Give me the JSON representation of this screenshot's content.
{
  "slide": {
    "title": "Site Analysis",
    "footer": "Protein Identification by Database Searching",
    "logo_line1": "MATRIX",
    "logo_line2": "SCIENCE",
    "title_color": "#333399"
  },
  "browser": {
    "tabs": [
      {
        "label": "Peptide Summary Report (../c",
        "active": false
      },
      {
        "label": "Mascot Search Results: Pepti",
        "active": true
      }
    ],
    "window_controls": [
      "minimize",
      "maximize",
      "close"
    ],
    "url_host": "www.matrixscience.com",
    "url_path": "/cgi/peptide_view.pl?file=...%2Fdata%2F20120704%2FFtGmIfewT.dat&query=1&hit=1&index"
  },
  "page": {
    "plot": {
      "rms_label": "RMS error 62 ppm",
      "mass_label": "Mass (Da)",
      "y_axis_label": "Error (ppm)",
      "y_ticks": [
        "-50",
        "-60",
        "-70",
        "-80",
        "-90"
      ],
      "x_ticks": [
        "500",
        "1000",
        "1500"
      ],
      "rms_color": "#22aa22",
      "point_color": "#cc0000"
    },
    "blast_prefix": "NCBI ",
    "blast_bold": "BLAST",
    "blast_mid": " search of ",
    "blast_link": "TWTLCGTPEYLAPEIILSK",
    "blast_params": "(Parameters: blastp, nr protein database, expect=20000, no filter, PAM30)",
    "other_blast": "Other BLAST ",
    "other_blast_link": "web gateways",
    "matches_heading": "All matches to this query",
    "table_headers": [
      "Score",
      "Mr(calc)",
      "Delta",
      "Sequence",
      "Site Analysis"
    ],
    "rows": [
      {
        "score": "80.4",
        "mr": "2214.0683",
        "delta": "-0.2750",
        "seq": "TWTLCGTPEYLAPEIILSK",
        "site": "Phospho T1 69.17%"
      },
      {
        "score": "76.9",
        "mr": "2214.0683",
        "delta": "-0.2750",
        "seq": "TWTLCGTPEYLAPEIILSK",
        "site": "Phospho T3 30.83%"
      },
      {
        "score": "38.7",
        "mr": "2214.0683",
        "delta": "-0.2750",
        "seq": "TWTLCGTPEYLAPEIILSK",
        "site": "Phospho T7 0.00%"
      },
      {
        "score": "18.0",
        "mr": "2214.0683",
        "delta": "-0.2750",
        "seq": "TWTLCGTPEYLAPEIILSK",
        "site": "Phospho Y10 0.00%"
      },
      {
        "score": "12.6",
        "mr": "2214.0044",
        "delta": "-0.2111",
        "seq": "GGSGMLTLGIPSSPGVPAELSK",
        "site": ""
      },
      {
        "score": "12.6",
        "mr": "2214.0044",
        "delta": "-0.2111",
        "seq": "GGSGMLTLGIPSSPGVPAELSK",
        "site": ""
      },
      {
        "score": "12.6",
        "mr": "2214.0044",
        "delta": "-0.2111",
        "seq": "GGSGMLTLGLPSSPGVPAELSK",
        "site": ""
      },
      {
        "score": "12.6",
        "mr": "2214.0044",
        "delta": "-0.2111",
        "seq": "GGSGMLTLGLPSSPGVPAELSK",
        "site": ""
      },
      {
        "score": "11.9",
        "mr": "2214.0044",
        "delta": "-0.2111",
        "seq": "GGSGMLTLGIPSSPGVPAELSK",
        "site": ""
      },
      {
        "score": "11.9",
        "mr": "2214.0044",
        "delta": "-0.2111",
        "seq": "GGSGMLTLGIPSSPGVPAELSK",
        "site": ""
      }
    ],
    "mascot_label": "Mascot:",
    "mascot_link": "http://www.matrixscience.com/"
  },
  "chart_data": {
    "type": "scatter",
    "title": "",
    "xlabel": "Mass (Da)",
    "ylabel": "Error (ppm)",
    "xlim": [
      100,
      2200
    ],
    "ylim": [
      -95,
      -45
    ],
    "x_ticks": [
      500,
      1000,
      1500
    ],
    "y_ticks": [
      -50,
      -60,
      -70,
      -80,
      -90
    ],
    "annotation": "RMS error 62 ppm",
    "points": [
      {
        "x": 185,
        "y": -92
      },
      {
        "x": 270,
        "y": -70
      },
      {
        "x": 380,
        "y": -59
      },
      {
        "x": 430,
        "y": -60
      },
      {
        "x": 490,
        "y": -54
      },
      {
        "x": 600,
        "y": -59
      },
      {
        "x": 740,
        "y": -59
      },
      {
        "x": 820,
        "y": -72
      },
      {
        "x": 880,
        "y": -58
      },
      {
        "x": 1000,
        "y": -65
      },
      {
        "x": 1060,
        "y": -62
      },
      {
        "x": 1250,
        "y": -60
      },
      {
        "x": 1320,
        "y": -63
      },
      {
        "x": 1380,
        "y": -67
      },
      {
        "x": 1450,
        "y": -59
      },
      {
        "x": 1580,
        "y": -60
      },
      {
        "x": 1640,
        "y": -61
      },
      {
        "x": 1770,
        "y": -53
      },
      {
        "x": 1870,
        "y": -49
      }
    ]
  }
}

::::

◆ Aim of the task ◆
Print the whole listing once more, exactly as it stands.

◆ Output for this task ◆
Give me the JSON representation of this screenshot's content.
{
  "slide": {
    "title": "Site Analysis",
    "footer": "Protein Identification by Database Searching",
    "logo_line1": "MATRIX",
    "logo_line2": "SCIENCE",
    "title_color": "#333399"
  },
  "browser": {
    "tabs": [
      {
        "label": "Peptide Summary Report (../c",
        "active": false
      },
      {
        "label": "Mascot Search Results: Pepti",
        "active": true
      }
    ],
    "window_controls": [
      "minimize",
      "maximize",
      "close"
    ],
    "url_host": "www.matrixscience.com",
    "url_path": "/cgi/peptide_view.pl?file=...%2Fdata%2F20120704%2FFtGmIfewT.dat&query=1&hit=1&index"
  },
  "page": {
    "plot": {
      "rms_label": "RMS error 62 ppm",
      "mass_label": "Mass (Da)",
      "y_axis_label": "Error (ppm)",
      "y_ticks": [
        "-50",
        "-60",
        "-70",
        "-80",
        "-90"
      ],
      "x_ticks": [
        "500",
        "1000",
        "1500"
      ],
      "rms_color": "#22aa22",
      "point_color": "#cc0000"
    },
    "blast_prefix": "NCBI ",
    "blast_bold": "BLAST",
    "blast_mid": " search of ",
    "blast_link": "TWTLCGTPEYLAPEIILSK",
    "blast_params": "(Parameters: blastp, nr protein database, expect=20000, no filter, PAM30)",
    "other_blast": "Other BLAST ",
    "other_blast_link": "web gateways",
    "matches_heading": "All matches to this query",
    "table_headers": [
      "Score",
      "Mr(calc)",
      "Delta",
      "Sequence",
      "Site Analysis"
    ],
    "rows": [
      {
        "score": "80.4",
        "mr": "2214.0683",
        "delta": "-0.2750",
        "seq": "TWTLCGTPEYLAPEIILSK",
        "site": "Phospho T1 69.17%"
      },
      {
        "score": "76.9",
        "mr": "2214.0683",
        "delta": "-0.2750",
        "seq": "TWTLCGTPEYLAPEIILSK",
        "site": "Phospho T3 30.83%"
      },
      {
        "score": "38.7",
        "mr": "2214.0683",
        "delta": "-0.2750",
        "seq": "TWTLCGTPEYLAPEIILSK",
        "site": "Phospho T7 0.00%"
      },
      {
        "score": "18.0",
        "mr": "2214.0683",
        "delta": "-0.2750",
        "seq": "TWTLCGTPEYLAPEIILSK",
        "site": "Phospho Y10 0.00%"
      },
      {
        "score": "12.6",
        "mr": "2214.0044",
        "delta": "-0.2111",
        "seq": "GGSGMLTLGIPSSPGVPAELSK",
        "site": ""
      },
      {
        "score": "12.6",
        "mr": "2214.0044",
        "delta": "-0.2111",
        "seq": "GGSGMLTLGIPSSPGVPAELSK",
        "site": ""
      },
      {
        "score": "12.6",
        "mr": "2214.0044",
        "delta": "-0.2111",
        "seq": "GGSGMLTLGLPSSPGVPAELSK",
        "site": ""
      },
      {
        "score": "12.6",
        "mr": "2214.0044",
        "delta": "-0.2111",
        "seq": "GGSGMLTLGLPSSPGVPAELSK",
        "site": ""
      },
      {
        "score": "11.9",
        "mr": "2214.0044",
        "delta": "-0.2111",
        "seq": "GGSGMLTLGIPSSPGVPAELSK",
        "site": ""
      },
      {
        "score": "11.9",
        "mr": "2214.0044",
        "delta": "-0.2111",
        "seq": "GGSGMLTLGIPSSPGVPAELSK",
        "site": ""
      }
    ],
    "mascot_label": "Mascot:",
    "mascot_link": "http://www.matrixscience.com/"
  },
  "chart_data": {
    "type": "scatter",
    "title": "",
    "xlabel": "Mass (Da)",
    "ylabel": "Error (ppm)",
    "xlim": [
      100,
      2200
    ],
    "ylim": [
      -95,
      -45
    ],
    "x_ticks": [
      500,
      1000,
      1500
    ],
    "y_ticks": [
      -50,
      -60,
      -70,
      -80,
      -90
    ],
    "annotation": "RMS error 62 ppm",
    "points": [
      {
        "x": 185,
        "y": -92
      },
      {
        "x": 270,
        "y": -70
      },
      {
        "x": 380,
        "y": -59
      },
      {
        "x": 430,
        "y": -60
      },
      {
        "x": 490,
        "y": -54
      },
      {
        "x": 600,
        "y": -59
      },
      {
        "x": 740,
        "y": -59
      },
      {
        "x": 820,
        "y": -72
      },
      {
        "x": 880,
        "y": -58
      },
      {
        "x": 1000,
        "y": -65
      },
      {
        "x": 1060,
        "y": -62
      },
      {
        "x": 1250,
        "y": -60
      },
      {
        "x": 1320,
        "y": -63
      },
      {
        "x": 1380,
        "y": -67
      },
      {
        "x": 1450,
        "y": -59
      },
      {
        "x": 1580,
        "y": -60
      },
      {
        "x": 1640,
        "y": -61
      },
      {
        "x": 1770,
        "y": -53
      },
      {
        "x": 1870,
        "y": -49
      }
    ]
  }
}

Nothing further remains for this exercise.